What is required: Arrange the stretch from the first line through the line containing "location-arrow-icon — [188, 52, 222, 86]", both included, as a Markdown table with a Row column for the row number and an Entry column for the line, leaving out any blank lines.

Listed records:
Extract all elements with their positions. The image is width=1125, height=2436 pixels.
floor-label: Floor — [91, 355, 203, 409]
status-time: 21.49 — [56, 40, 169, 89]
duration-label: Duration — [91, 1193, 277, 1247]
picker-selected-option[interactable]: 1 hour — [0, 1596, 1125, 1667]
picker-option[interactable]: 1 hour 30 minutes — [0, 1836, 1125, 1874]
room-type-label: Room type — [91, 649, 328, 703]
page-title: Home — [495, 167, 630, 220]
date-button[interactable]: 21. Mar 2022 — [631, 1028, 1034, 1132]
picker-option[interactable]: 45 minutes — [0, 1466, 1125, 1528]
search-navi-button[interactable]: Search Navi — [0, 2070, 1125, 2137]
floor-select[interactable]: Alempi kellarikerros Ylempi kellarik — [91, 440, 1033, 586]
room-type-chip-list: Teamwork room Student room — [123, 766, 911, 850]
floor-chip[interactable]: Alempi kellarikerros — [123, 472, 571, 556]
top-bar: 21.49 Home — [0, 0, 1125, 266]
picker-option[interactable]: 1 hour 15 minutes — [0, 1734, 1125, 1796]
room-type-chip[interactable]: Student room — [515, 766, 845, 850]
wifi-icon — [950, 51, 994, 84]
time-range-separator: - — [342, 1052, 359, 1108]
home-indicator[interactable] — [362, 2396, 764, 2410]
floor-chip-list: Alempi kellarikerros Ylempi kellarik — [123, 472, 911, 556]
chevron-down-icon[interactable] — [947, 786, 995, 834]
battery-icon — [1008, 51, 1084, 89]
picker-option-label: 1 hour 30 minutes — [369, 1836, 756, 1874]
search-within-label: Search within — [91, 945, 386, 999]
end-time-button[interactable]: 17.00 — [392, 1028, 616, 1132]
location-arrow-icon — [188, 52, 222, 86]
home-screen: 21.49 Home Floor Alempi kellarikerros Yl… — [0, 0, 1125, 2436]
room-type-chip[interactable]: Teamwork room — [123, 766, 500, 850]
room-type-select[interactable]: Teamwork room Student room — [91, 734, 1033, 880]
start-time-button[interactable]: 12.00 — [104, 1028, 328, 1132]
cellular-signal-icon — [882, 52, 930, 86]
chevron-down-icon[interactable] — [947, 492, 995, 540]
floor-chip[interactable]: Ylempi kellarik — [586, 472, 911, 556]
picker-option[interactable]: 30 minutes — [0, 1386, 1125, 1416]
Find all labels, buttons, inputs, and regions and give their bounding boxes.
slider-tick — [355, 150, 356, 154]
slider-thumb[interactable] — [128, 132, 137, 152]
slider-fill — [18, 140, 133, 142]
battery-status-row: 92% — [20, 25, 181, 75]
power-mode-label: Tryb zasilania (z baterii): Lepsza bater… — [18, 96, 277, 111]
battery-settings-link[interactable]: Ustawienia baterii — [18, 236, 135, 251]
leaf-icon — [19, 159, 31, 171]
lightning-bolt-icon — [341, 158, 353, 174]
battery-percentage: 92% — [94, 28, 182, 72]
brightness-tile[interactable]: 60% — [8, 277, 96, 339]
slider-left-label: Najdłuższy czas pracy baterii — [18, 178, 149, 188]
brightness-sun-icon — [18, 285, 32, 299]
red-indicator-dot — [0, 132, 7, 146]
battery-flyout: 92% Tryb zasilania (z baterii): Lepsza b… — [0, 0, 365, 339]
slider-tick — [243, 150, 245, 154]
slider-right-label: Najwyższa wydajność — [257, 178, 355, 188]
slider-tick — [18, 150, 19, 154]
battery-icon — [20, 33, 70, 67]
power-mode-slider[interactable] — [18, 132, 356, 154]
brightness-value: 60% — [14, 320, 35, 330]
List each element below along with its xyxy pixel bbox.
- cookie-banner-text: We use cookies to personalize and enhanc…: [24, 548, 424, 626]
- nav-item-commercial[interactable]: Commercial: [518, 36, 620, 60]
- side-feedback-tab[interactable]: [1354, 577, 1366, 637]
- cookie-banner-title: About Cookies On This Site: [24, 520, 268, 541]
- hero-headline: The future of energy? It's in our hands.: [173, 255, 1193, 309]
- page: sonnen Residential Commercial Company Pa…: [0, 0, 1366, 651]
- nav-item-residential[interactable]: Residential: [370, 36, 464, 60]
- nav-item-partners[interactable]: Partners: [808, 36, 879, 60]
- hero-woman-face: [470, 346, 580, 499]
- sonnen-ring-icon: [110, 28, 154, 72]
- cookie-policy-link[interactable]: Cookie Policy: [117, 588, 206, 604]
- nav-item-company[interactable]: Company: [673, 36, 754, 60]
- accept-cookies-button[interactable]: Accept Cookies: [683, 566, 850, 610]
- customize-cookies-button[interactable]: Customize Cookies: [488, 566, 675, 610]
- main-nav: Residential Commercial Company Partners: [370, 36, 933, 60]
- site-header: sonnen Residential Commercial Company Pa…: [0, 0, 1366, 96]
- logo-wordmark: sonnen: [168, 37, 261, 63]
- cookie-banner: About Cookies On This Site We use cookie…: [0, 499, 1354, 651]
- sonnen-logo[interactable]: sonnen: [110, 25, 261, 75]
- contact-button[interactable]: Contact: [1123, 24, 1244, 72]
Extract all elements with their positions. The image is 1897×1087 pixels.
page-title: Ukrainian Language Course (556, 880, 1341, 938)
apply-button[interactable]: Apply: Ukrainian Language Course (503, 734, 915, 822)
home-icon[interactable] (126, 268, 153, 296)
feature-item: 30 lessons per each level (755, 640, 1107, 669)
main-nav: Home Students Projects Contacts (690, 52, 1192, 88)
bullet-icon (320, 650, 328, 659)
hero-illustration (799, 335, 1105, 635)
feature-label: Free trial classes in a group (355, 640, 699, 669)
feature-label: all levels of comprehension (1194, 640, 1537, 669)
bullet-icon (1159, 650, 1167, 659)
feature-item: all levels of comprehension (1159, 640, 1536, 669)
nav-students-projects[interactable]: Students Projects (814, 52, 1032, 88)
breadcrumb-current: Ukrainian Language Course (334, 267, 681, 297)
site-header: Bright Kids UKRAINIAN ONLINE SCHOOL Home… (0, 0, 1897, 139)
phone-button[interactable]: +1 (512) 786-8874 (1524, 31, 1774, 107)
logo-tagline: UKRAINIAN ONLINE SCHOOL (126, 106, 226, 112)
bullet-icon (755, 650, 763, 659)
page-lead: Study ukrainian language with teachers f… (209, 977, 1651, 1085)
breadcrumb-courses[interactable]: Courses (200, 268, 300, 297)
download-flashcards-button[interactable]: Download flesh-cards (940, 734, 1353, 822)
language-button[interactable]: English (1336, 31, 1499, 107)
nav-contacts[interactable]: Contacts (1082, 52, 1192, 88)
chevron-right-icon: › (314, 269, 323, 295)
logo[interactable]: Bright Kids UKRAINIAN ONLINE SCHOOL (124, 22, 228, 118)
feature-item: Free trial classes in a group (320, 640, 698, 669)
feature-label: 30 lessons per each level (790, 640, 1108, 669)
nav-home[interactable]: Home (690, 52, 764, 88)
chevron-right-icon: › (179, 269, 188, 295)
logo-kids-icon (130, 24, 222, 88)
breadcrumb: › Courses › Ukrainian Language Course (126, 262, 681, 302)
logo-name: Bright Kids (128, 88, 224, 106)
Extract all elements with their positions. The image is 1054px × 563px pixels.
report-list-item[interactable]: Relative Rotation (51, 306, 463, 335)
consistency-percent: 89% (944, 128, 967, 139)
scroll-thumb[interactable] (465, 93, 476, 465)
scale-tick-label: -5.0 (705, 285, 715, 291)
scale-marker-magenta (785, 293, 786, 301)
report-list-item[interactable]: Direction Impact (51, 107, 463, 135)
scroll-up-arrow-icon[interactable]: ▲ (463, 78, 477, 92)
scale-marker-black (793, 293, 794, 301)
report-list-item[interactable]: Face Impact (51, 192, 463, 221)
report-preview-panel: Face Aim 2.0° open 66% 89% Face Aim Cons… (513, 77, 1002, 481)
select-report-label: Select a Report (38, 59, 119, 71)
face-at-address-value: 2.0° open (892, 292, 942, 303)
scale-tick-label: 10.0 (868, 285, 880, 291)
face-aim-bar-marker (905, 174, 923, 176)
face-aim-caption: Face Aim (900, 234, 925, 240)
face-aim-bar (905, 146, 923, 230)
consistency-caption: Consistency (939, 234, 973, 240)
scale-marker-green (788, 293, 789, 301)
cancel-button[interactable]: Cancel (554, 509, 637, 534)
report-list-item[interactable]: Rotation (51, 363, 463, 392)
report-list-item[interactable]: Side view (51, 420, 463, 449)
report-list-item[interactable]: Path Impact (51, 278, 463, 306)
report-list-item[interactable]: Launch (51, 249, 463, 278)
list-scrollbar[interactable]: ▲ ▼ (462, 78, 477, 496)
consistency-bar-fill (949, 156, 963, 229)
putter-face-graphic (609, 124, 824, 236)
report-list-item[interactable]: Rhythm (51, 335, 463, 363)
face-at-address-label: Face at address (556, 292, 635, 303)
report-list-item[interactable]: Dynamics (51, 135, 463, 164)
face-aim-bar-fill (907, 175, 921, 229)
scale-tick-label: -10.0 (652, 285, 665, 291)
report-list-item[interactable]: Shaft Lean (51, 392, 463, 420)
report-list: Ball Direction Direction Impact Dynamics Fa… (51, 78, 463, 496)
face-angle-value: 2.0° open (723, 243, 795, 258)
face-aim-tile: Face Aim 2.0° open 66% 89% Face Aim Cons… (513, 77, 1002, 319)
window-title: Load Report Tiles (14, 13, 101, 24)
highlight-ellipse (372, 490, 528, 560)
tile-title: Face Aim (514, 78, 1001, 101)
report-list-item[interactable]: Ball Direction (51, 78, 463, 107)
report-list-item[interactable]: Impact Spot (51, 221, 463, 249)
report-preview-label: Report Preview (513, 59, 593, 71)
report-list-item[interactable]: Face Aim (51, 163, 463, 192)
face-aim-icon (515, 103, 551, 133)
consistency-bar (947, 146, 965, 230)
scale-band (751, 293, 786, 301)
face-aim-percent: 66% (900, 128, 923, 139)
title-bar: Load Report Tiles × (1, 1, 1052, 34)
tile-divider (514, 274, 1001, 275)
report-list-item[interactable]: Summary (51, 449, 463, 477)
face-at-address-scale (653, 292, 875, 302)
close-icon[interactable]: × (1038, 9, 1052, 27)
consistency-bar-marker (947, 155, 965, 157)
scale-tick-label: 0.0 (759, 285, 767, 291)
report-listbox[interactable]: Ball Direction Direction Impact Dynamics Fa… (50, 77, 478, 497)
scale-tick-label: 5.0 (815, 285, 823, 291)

Exercise output:
| Row | Entry |
|---|---|
| 1 | Extract all elements with their positions. The image is width=1125, height=2436 pixels. |
| 2 | floor-label: Floor — [91, 355, 203, 409] |
| 3 | status-time: 21.49 — [56, 40, 169, 89] |
| 4 | duration-label: Duration — [91, 1193, 277, 1247] |
| 5 | picker-selected-option[interactable]: 1 hour — [0, 1596, 1125, 1667] |
| 6 | picker-option[interactable]: 1 hour 30 minutes — [0, 1836, 1125, 1874] |
| 7 | room-type-label: Room type — [91, 649, 328, 703] |
| 8 | page-title: Home — [495, 167, 630, 220] |
| 9 | date-button[interactable]: 21. Mar 2022 — [631, 1028, 1034, 1132] |
| 10 | picker-option[interactable]: 45 minutes — [0, 1466, 1125, 1528] |
| 11 | search-navi-button[interactable]: Search Navi — [0, 2070, 1125, 2137] |
| 12 | floor-select[interactable]: Alempi kellarikerros Ylempi kellarik — [91, 440, 1033, 586] |
| 13 | room-type-chip-list: Teamwork room Student room — [123, 766, 911, 850] |
| 14 | floor-chip[interactable]: Alempi kellarikerros — [123, 472, 571, 556] |
| 15 | top-bar: 21.49 Home — [0, 0, 1125, 266] |
| 16 | picker-option[interactable]: 1 hour 15 minutes — [0, 1734, 1125, 1796] |
| 17 | room-type-chip[interactable]: Student room — [515, 766, 845, 850] |
| 18 | wifi-icon — [950, 51, 994, 84] |
| 19 | time-range-separator: - — [342, 1052, 359, 1108] |
| 20 | home-indicator[interactable] — [362, 2396, 764, 2410] |
| 21 | floor-chip-list: Alempi kellarikerros Ylempi kellarik — [123, 472, 911, 556] |
| 22 | chevron-down-icon[interactable] — [947, 786, 995, 834] |
| 23 | battery-icon — [1008, 51, 1084, 89] |
| 24 | picker-option-label: 1 hour 30 minutes — [369, 1836, 756, 1874] |
| 25 | search-within-label: Search within — [91, 945, 386, 999] |
| 26 | end-time-button[interactable]: 17.00 — [392, 1028, 616, 1132] |
| 27 | location-arrow-icon — [188, 52, 222, 86] |